## START RECORDED INFORMATION

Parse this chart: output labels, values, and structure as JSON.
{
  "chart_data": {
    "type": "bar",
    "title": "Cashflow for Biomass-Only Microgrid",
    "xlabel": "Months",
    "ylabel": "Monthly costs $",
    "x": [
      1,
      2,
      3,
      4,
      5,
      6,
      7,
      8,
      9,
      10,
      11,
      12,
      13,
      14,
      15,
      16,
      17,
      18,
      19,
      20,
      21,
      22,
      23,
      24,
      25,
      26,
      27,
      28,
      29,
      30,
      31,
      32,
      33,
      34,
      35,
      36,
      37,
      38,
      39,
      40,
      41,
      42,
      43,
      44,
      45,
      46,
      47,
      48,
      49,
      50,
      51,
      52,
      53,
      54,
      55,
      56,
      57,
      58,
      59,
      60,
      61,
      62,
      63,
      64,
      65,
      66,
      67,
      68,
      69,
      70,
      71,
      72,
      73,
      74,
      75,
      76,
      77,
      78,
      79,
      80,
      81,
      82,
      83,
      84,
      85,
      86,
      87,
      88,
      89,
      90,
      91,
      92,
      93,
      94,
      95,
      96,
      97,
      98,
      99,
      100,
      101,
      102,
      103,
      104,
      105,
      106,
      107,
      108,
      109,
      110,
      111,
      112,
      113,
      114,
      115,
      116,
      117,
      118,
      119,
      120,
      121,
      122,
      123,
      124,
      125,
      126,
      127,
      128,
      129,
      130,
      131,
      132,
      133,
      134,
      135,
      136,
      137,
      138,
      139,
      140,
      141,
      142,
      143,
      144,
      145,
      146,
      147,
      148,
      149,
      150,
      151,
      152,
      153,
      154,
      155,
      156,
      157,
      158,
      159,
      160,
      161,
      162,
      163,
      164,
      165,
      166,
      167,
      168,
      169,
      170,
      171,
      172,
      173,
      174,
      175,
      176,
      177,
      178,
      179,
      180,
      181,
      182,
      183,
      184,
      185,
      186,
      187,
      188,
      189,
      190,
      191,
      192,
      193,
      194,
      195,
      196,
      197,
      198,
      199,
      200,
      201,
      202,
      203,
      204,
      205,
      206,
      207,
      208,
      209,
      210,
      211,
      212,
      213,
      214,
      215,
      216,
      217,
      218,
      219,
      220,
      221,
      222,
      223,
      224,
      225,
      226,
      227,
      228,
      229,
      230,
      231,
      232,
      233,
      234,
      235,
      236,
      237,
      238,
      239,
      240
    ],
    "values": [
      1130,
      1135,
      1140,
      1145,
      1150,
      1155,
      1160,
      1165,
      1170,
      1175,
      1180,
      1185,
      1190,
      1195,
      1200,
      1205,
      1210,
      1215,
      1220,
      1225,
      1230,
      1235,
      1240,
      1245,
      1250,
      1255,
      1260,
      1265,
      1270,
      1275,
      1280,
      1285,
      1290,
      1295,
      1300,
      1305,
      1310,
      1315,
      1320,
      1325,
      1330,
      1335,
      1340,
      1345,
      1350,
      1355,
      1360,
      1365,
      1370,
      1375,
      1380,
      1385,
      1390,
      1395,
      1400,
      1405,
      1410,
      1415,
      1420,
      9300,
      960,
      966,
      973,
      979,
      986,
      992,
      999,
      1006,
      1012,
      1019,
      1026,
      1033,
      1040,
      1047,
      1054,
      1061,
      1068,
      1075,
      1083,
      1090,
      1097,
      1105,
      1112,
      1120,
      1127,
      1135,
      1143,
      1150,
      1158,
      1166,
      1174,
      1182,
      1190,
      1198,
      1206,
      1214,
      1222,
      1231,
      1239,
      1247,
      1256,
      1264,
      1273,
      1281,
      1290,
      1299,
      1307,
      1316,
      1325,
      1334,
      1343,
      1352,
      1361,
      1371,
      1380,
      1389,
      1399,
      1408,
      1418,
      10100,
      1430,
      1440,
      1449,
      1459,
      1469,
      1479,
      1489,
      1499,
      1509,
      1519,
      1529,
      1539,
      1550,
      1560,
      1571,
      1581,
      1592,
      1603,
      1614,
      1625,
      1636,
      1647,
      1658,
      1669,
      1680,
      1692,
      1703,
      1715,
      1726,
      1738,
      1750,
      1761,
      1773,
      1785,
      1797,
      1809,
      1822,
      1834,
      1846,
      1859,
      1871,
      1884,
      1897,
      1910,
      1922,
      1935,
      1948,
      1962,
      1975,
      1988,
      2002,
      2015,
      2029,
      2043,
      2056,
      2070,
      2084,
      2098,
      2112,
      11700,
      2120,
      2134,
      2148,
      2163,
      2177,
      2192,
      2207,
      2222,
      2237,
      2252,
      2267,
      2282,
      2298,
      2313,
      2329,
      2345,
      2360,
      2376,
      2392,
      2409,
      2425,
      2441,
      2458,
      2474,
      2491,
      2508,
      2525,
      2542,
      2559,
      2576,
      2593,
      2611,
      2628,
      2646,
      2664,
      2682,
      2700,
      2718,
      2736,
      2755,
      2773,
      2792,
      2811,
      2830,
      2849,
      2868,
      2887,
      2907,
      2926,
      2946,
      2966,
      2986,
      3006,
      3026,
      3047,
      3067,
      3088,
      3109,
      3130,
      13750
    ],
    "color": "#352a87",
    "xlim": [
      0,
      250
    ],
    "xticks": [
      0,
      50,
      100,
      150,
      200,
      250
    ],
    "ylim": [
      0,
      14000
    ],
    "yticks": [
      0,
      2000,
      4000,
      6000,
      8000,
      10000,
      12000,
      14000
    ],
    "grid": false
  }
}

## END RECORDED INFORMATION

• REQUIREMENTS
Write out the full listing exactly as given.

• SOLUTION TO THE EXERCISE
Parse this chart: output labels, values, and structure as JSON.
{
  "chart_data": {
    "type": "bar",
    "title": "Cashflow for Biomass-Only Microgrid",
    "xlabel": "Months",
    "ylabel": "Monthly costs $",
    "x": [
      1,
      2,
      3,
      4,
      5,
      6,
      7,
      8,
      9,
      10,
      11,
      12,
      13,
      14,
      15,
      16,
      17,
      18,
      19,
      20,
      21,
      22,
      23,
      24,
      25,
      26,
      27,
      28,
      29,
      30,
      31,
      32,
      33,
      34,
      35,
      36,
      37,
      38,
      39,
      40,
      41,
      42,
      43,
      44,
      45,
      46,
      47,
      48,
      49,
      50,
      51,
      52,
      53,
      54,
      55,
      56,
      57,
      58,
      59,
      60,
      61,
      62,
      63,
      64,
      65,
      66,
      67,
      68,
      69,
      70,
      71,
      72,
      73,
      74,
      75,
      76,
      77,
      78,
      79,
      80,
      81,
      82,
      83,
      84,
      85,
      86,
      87,
      88,
      89,
      90,
      91,
      92,
      93,
      94,
      95,
      96,
      97,
      98,
      99,
      100,
      101,
      102,
      103,
      104,
      105,
      106,
      107,
      108,
      109,
      110,
      111,
      112,
      113,
      114,
      115,
      116,
      117,
      118,
      119,
      120,
      121,
      122,
      123,
      124,
      125,
      126,
      127,
      128,
      129,
      130,
      131,
      132,
      133,
      134,
      135,
      136,
      137,
      138,
      139,
      140,
      141,
      142,
      143,
      144,
      145,
      146,
      147,
      148,
      149,
      150,
      151,
      152,
      153,
      154,
      155,
      156,
      157,
      158,
      159,
      160,
      161,
      162,
      163,
      164,
      165,
      166,
      167,
      168,
      169,
      170,
      171,
      172,
      173,
      174,
      175,
      176,
      177,
      178,
      179,
      180,
      181,
      182,
      183,
      184,
      185,
      186,
      187,
      188,
      189,
      190,
      191,
      192,
      193,
      194,
      195,
      196,
      197,
      198,
      199,
      200,
      201,
      202,
      203,
      204,
      205,
      206,
      207,
      208,
      209,
      210,
      211,
      212,
      213,
      214,
      215,
      216,
      217,
      218,
      219,
      220,
      221,
      222,
      223,
      224,
      225,
      226,
      227,
      228,
      229,
      230,
      231,
      232,
      233,
      234,
      235,
      236,
      237,
      238,
      239,
      240
    ],
    "values": [
      1130,
      1135,
      1140,
      1145,
      1150,
      1155,
      1160,
      1165,
      1170,
      1175,
      1180,
      1185,
      1190,
      1195,
      1200,
      1205,
      1210,
      1215,
      1220,
      1225,
      1230,
      1235,
      1240,
      1245,
      1250,
      1255,
      1260,
      1265,
      1270,
      1275,
      1280,
      1285,
      1290,
      1295,
      1300,
      1305,
      1310,
      1315,
      1320,
      1325,
      1330,
      1335,
      1340,
      1345,
      1350,
      1355,
      1360,
      1365,
      1370,
      1375,
      1380,
      1385,
      1390,
      1395,
      1400,
      1405,
      1410,
      1415,
      1420,
      9300,
      960,
      966,
      973,
      979,
      986,
      992,
      999,
      1006,
      1012,
      1019,
      1026,
      1033,
      1040,
      1047,
      1054,
      1061,
      1068,
      1075,
      1083,
      1090,
      1097,
      1105,
      1112,
      1120,
      1127,
      1135,
      1143,
      1150,
      1158,
      1166,
      1174,
      1182,
      1190,
      1198,
      1206,
      1214,
      1222,
      1231,
      1239,
      1247,
      1256,
      1264,
      1273,
      1281,
      1290,
      1299,
      1307,
      1316,
      1325,
      1334,
      1343,
      1352,
      1361,
      1371,
      1380,
      1389,
      1399,
      1408,
      1418,
      10100,
      1430,
      1440,
      1449,
      1459,
      1469,
      1479,
      1489,
      1499,
      1509,
      1519,
      1529,
      1539,
      1550,
      1560,
      1571,
      1581,
      1592,
      1603,
      1614,
      1625,
      1636,
      1647,
      1658,
      1669,
      1680,
      1692,
      1703,
      1715,
      1726,
      1738,
      1750,
      1761,
      1773,
      1785,
      1797,
      1809,
      1822,
      1834,
      1846,
      1859,
      1871,
      1884,
      1897,
      1910,
      1922,
      1935,
      1948,
      1962,
      1975,
      1988,
      2002,
      2015,
      2029,
      2043,
      2056,
      2070,
      2084,
      2098,
      2112,
      11700,
      2120,
      2134,
      2148,
      2163,
      2177,
      2192,
      2207,
      2222,
      2237,
      2252,
      2267,
      2282,
      2298,
      2313,
      2329,
      2345,
      2360,
      2376,
      2392,
      2409,
      2425,
      2441,
      2458,
      2474,
      2491,
      2508,
      2525,
      2542,
      2559,
      2576,
      2593,
      2611,
      2628,
      2646,
      2664,
      2682,
      2700,
      2718,
      2736,
      2755,
      2773,
      2792,
      2811,
      2830,
      2849,
      2868,
      2887,
      2907,
      2926,
      2946,
      2966,
      2986,
      3006,
      3026,
      3047,
      3067,
      3088,
      3109,
      3130,
      13750
    ],
    "color": "#352a87",
    "xlim": [
      0,
      250
    ],
    "xticks": [
      0,
      50,
      100,
      150,
      200,
      250
    ],
    "ylim": [
      0,
      14000
    ],
    "yticks": [
      0,
      2000,
      4000,
      6000,
      8000,
      10000,
      12000,
      14000
    ],
    "grid": false
  }
}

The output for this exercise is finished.